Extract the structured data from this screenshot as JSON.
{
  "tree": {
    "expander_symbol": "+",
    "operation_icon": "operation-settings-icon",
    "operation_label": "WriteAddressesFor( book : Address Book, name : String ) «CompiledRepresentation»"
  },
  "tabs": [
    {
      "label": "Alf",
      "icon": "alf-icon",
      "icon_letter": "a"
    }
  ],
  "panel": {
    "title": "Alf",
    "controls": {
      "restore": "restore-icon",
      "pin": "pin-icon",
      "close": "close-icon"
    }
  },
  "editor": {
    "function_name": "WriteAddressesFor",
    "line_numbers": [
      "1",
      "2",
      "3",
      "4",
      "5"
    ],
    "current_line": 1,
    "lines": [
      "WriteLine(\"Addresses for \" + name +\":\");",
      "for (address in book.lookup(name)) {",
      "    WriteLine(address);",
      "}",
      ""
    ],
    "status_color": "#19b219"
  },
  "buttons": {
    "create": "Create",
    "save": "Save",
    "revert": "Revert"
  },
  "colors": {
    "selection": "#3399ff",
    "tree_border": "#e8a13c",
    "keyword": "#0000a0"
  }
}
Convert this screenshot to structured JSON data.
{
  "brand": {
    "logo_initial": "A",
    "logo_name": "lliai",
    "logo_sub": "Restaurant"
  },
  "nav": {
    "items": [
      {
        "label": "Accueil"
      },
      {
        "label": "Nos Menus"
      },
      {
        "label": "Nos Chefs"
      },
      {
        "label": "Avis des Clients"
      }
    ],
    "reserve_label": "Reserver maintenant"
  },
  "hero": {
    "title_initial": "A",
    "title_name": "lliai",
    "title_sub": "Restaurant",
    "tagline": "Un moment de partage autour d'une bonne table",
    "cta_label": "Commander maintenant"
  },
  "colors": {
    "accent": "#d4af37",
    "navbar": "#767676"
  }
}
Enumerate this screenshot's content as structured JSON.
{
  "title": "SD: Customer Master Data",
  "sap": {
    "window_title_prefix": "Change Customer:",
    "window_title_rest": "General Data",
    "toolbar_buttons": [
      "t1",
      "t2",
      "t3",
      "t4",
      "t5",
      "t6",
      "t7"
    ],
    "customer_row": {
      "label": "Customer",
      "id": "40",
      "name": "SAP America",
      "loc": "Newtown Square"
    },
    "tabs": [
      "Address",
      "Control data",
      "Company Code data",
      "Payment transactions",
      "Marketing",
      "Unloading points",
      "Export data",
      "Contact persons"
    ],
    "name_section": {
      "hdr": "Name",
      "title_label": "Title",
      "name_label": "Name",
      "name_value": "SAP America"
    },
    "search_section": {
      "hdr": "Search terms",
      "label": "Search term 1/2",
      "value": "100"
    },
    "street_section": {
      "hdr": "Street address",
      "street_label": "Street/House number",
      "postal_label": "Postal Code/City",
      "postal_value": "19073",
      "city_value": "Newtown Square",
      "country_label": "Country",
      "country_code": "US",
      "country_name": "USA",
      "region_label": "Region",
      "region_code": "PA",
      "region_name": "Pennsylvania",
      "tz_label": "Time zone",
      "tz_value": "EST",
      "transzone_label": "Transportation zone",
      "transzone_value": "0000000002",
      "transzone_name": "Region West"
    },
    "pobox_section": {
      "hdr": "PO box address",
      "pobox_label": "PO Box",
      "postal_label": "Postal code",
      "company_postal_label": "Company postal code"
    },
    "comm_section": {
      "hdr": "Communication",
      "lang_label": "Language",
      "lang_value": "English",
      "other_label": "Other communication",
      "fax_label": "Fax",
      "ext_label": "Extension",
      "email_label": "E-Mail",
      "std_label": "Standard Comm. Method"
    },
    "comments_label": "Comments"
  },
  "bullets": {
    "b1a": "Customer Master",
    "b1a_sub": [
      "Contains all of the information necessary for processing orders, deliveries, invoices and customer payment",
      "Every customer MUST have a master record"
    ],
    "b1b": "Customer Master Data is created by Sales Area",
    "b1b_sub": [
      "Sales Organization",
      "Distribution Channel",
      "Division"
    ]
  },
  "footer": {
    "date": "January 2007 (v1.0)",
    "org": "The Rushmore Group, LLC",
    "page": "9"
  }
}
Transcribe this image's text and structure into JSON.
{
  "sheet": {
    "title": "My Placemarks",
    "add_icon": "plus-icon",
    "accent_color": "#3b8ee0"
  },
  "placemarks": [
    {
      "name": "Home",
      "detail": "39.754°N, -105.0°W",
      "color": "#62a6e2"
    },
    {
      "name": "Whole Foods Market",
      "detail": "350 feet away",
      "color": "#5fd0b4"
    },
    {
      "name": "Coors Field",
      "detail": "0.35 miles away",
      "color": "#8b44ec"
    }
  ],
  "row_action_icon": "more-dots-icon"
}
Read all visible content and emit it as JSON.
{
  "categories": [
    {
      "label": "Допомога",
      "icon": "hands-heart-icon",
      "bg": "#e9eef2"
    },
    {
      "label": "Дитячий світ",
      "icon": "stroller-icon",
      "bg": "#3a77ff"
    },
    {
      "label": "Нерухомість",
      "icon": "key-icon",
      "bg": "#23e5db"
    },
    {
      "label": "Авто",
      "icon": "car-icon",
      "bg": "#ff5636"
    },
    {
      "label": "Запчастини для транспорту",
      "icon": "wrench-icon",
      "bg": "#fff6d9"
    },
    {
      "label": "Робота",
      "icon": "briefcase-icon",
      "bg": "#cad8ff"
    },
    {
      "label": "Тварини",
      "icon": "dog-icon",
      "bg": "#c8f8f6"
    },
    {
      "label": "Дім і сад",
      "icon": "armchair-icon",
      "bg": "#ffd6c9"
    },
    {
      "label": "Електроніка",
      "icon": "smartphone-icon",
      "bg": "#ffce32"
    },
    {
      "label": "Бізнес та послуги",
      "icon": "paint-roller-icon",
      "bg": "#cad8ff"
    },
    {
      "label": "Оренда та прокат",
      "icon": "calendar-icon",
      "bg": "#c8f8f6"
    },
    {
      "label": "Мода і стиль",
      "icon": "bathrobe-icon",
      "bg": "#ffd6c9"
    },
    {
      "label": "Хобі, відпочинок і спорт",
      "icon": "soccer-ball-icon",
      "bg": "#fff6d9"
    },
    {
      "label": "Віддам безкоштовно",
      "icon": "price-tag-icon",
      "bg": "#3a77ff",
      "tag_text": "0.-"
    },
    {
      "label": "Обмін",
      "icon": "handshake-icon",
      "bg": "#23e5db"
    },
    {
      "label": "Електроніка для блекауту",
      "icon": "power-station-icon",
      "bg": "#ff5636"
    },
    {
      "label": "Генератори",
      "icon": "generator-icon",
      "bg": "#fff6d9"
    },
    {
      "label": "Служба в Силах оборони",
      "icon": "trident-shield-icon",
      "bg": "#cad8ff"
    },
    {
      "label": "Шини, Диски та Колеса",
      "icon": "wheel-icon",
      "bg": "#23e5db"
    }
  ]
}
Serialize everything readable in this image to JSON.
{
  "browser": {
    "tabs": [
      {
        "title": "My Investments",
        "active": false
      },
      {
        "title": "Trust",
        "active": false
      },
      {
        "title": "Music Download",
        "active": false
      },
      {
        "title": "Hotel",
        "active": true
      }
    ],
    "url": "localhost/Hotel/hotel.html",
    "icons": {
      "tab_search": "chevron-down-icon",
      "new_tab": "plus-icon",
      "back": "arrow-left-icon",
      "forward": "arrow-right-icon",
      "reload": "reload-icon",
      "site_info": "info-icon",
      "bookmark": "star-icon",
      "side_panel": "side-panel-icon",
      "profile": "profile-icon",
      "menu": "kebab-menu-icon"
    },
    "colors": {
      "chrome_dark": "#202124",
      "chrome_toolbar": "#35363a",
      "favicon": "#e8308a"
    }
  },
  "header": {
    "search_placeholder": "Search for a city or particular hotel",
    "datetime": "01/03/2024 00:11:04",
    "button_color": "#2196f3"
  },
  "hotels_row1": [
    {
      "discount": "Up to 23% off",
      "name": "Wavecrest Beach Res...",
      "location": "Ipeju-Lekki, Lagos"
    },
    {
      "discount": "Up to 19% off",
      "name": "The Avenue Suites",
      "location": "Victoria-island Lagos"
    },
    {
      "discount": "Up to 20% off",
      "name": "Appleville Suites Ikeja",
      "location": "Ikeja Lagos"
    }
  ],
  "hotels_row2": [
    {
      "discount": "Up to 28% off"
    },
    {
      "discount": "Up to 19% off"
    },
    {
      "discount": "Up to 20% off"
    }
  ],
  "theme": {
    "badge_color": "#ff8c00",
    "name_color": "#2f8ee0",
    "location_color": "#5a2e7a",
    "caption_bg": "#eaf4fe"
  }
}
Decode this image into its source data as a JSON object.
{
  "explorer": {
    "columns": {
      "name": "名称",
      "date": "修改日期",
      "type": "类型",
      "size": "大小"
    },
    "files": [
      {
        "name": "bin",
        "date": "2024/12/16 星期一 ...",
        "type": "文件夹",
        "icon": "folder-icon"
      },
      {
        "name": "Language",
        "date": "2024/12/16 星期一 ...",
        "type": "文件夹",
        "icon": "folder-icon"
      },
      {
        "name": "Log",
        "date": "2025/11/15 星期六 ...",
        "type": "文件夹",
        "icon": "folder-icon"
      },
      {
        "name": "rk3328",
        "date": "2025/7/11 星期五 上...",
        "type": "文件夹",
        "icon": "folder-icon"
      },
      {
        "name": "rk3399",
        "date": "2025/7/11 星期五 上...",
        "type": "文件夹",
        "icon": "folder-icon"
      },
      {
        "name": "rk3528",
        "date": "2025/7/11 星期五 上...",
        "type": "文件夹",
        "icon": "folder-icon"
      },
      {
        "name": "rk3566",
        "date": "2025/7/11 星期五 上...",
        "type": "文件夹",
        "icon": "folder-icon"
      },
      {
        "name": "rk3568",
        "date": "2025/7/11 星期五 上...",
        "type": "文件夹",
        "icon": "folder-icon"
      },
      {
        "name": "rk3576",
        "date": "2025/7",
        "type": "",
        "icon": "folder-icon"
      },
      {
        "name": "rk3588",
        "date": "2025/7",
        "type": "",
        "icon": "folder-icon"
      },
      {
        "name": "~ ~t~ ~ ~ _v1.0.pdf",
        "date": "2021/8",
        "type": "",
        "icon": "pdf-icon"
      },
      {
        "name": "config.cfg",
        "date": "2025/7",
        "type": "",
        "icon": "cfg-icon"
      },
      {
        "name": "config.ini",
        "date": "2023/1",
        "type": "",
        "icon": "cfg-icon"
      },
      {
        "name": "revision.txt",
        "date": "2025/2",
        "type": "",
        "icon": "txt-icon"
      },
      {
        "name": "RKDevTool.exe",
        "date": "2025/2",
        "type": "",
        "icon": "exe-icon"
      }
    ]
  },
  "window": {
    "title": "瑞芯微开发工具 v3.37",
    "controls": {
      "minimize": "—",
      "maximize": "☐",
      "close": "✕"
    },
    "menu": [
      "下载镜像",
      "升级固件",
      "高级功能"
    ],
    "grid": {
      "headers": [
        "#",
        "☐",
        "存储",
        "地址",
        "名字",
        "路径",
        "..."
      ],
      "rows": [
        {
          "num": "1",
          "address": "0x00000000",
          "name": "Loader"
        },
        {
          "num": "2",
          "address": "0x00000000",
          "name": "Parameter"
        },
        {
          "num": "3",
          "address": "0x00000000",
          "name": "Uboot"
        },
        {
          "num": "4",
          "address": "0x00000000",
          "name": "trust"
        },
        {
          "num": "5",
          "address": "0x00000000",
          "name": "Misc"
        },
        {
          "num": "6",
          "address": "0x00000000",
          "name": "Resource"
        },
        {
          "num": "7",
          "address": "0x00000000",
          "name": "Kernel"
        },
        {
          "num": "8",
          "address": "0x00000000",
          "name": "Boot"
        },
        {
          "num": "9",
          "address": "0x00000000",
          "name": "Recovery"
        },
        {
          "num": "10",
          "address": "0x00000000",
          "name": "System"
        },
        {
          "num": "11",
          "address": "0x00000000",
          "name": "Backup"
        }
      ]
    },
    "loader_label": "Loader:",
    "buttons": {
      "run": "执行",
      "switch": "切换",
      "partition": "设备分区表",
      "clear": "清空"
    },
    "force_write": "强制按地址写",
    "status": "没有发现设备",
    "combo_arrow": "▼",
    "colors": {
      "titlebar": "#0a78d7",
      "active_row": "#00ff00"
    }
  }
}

—————

▶ [Directions for this task]:
How many lines of the records contain the string "structured"? Respond with the number alone.

▶ [Completed exercise]:
3